* DATA SHOWN:
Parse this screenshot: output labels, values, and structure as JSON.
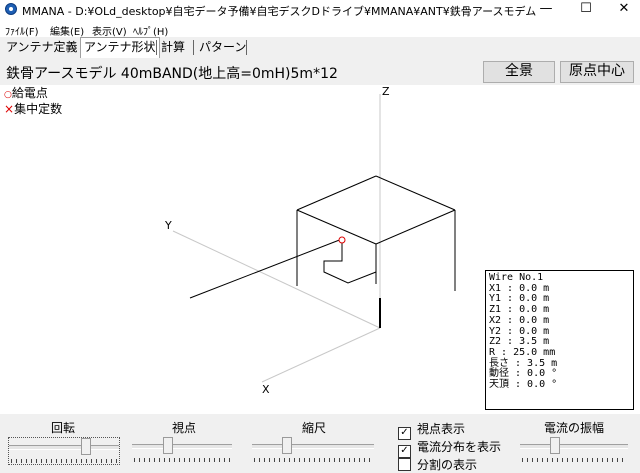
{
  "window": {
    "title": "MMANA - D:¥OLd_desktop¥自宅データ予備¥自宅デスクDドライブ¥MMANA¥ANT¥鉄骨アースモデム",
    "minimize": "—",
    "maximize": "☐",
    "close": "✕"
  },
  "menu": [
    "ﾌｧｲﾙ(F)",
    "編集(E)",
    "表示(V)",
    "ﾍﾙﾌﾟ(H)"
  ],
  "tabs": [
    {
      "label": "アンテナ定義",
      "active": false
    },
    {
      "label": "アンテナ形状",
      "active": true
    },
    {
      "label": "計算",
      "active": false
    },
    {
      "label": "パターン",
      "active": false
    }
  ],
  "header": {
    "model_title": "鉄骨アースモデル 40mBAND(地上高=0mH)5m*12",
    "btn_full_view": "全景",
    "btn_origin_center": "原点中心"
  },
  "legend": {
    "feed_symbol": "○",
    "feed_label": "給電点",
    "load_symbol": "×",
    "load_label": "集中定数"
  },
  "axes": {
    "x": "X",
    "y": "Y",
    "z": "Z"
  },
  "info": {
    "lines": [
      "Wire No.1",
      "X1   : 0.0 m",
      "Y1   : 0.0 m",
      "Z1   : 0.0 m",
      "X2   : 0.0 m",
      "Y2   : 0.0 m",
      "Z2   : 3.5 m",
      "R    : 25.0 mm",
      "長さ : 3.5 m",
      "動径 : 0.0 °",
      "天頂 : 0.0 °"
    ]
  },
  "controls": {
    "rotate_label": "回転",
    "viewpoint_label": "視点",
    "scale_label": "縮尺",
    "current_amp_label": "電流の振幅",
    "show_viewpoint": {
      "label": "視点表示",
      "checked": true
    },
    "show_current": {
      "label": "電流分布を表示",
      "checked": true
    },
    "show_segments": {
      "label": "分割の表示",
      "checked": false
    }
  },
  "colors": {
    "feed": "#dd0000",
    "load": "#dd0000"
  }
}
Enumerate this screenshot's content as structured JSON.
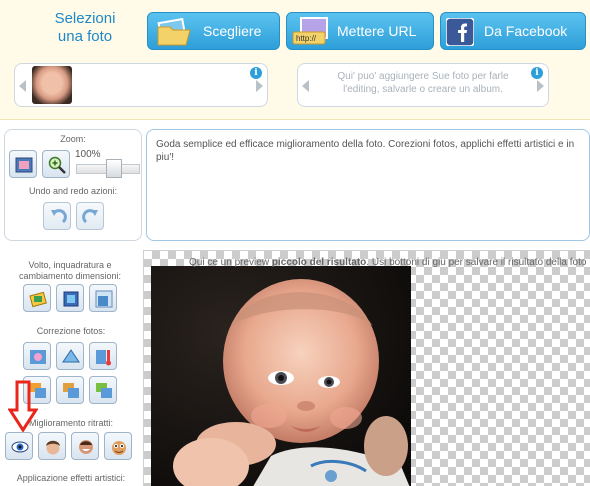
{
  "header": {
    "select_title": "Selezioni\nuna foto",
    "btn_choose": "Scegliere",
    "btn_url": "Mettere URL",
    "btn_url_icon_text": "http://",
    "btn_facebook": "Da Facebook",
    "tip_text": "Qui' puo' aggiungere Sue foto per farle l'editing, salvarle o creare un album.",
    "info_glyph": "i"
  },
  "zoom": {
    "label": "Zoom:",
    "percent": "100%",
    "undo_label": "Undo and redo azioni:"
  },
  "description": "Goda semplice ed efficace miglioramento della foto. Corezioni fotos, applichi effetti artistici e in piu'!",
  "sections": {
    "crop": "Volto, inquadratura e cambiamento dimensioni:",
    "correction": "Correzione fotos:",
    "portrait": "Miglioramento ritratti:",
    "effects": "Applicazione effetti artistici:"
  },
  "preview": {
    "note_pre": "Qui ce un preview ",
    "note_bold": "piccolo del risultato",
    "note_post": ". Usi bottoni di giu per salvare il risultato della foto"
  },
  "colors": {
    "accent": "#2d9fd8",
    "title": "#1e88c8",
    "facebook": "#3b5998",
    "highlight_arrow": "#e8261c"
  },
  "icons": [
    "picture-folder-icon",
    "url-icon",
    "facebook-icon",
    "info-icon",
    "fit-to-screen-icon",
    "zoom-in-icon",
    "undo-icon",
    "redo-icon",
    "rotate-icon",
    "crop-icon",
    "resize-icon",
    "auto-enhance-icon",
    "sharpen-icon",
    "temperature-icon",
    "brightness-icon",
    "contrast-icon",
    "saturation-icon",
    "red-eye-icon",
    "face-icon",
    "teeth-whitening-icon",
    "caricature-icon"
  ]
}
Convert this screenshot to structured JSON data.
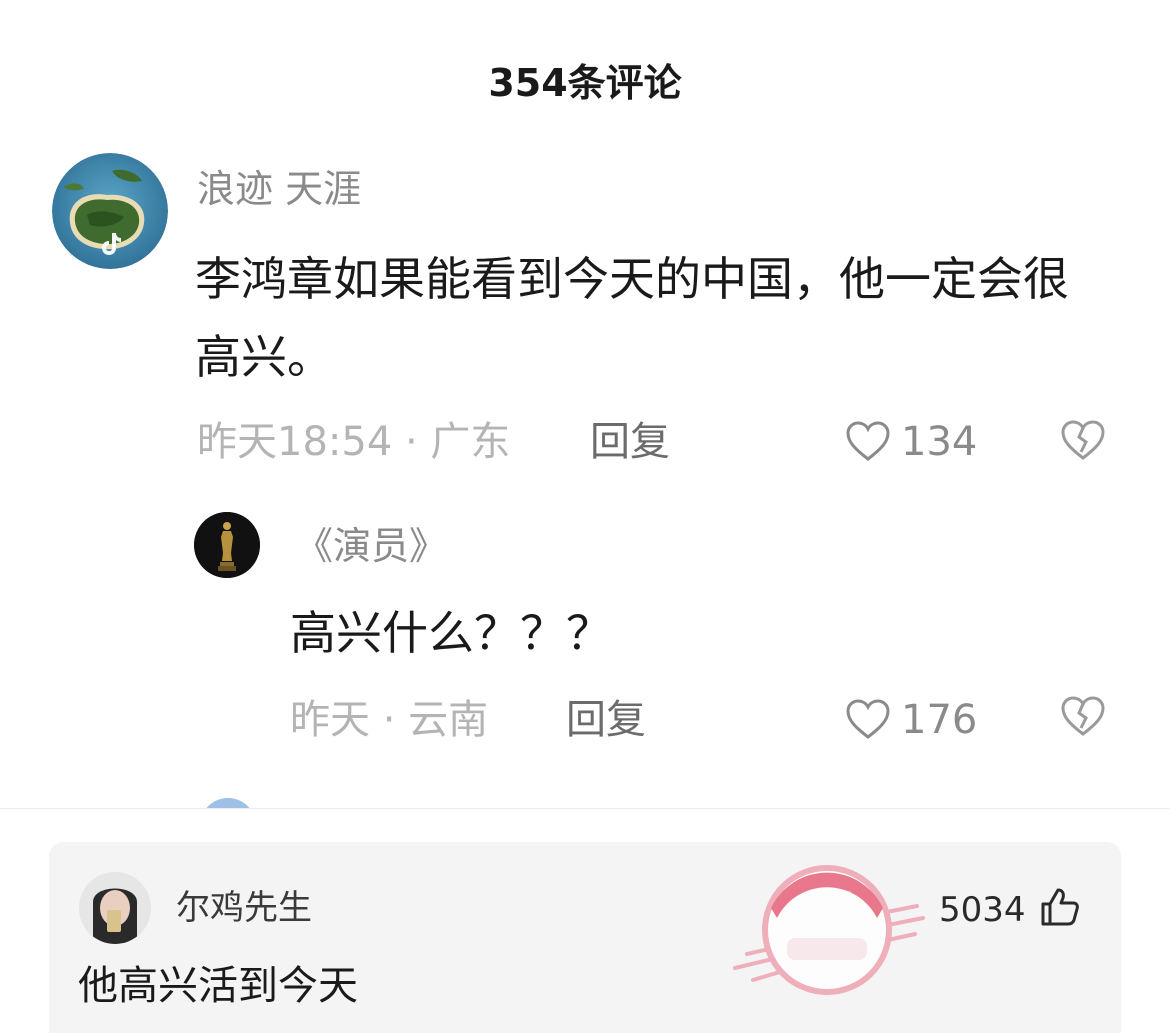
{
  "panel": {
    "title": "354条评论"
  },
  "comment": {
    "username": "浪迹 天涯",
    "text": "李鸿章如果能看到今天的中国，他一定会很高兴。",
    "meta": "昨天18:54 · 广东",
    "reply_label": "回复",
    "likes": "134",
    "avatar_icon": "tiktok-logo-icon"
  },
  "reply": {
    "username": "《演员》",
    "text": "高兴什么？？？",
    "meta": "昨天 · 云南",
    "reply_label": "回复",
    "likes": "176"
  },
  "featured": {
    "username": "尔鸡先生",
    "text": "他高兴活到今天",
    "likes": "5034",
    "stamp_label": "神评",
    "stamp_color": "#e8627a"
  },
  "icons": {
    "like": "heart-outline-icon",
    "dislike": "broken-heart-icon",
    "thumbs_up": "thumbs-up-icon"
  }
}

* EXERCISE DETAILS: Excluding the pictures, reproduce every entry exactly as given.

* RESULT OF THIS EXERCISE:
Parse this screenshot: output labels, values, and structure as JSON.
{
  "window": {
    "title": "MMANA - D:¥OLd_desktop¥自宅データ予備¥自宅デスクDドライブ¥MMANA¥ANT¥鉄骨アースモデム",
    "minimize": "—",
    "maximize": "☐",
    "close": "✕"
  },
  "menu": [
    "ﾌｧｲﾙ(F)",
    "編集(E)",
    "表示(V)",
    "ﾍﾙﾌﾟ(H)"
  ],
  "tabs": [
    {
      "label": "アンテナ定義",
      "active": false
    },
    {
      "label": "アンテナ形状",
      "active": true
    },
    {
      "label": "計算",
      "active": false
    },
    {
      "label": "パターン",
      "active": false
    }
  ],
  "header": {
    "model_title": "鉄骨アースモデル 40mBAND(地上高=0mH)5m*12",
    "btn_full_view": "全景",
    "btn_origin_center": "原点中心"
  },
  "legend": {
    "feed_symbol": "○",
    "feed_label": "給電点",
    "load_symbol": "×",
    "load_label": "集中定数"
  },
  "axes": {
    "x": "X",
    "y": "Y",
    "z": "Z"
  },
  "info": {
    "lines": [
      "Wire No.1",
      "X1   : 0.0 m",
      "Y1   : 0.0 m",
      "Z1   : 0.0 m",
      "X2   : 0.0 m",
      "Y2   : 0.0 m",
      "Z2   : 3.5 m",
      "R    : 25.0 mm",
      "長さ : 3.5 m",
      "動径 : 0.0 °",
      "天頂 : 0.0 °"
    ]
  },
  "controls": {
    "rotate_label": "回転",
    "viewpoint_label": "視点",
    "scale_label": "縮尺",
    "current_amp_label": "電流の振幅",
    "show_viewpoint": {
      "label": "視点表示",
      "checked": true
    },
    "show_current": {
      "label": "電流分布を表示",
      "checked": true
    },
    "show_segments": {
      "label": "分割の表示",
      "checked": false
    }
  },
  "colors": {
    "feed": "#dd0000",
    "load": "#dd0000"
  }
}
Enumerate this screenshot's content as structured JSON.
{
  "header": {
    "select_title": "Selezioni\nuna foto",
    "btn_choose": "Scegliere",
    "btn_url": "Mettere URL",
    "btn_url_icon_text": "http://",
    "btn_facebook": "Da Facebook",
    "tip_text": "Qui' puo' aggiungere Sue foto per farle l'editing, salvarle o creare un album.",
    "info_glyph": "i"
  },
  "zoom": {
    "label": "Zoom:",
    "percent": "100%",
    "undo_label": "Undo and redo azioni:"
  },
  "description": "Goda semplice ed efficace miglioramento della foto. Corezioni fotos, applichi effetti artistici e in piu'!",
  "sections": {
    "crop": "Volto, inquadratura e cambiamento dimensioni:",
    "correction": "Correzione fotos:",
    "portrait": "Miglioramento ritratti:",
    "effects": "Applicazione effetti artistici:"
  },
  "preview": {
    "note_pre": "Qui ce un preview ",
    "note_bold": "piccolo del risultato",
    "note_post": ". Usi bottoni di giu per salvare il risultato della foto"
  },
  "colors": {
    "accent": "#2d9fd8",
    "title": "#1e88c8",
    "facebook": "#3b5998",
    "highlight_arrow": "#e8261c"
  },
  "icons": [
    "picture-folder-icon",
    "url-icon",
    "facebook-icon",
    "info-icon",
    "fit-to-screen-icon",
    "zoom-in-icon",
    "undo-icon",
    "redo-icon",
    "rotate-icon",
    "crop-icon",
    "resize-icon",
    "auto-enhance-icon",
    "sharpen-icon",
    "temperature-icon",
    "brightness-icon",
    "contrast-icon",
    "saturation-icon",
    "red-eye-icon",
    "face-icon",
    "teeth-whitening-icon",
    "caricature-icon"
  ]
}
Convert this screenshot to structured JSON data.
{
  "panel": {
    "title": "354条评论"
  },
  "comment": {
    "username": "浪迹 天涯",
    "text": "李鸿章如果能看到今天的中国，他一定会很高兴。",
    "meta": "昨天18:54 · 广东",
    "reply_label": "回复",
    "likes": "134",
    "avatar_icon": "tiktok-logo-icon"
  },
  "reply": {
    "username": "《演员》",
    "text": "高兴什么？？？",
    "meta": "昨天 · 云南",
    "reply_label": "回复",
    "likes": "176"
  },
  "featured": {
    "username": "尔鸡先生",
    "text": "他高兴活到今天",
    "likes": "5034",
    "stamp_label": "神评",
    "stamp_color": "#e8627a"
  },
  "icons": {
    "like": "heart-outline-icon",
    "dislike": "broken-heart-icon",
    "thumbs_up": "thumbs-up-icon"
  }
}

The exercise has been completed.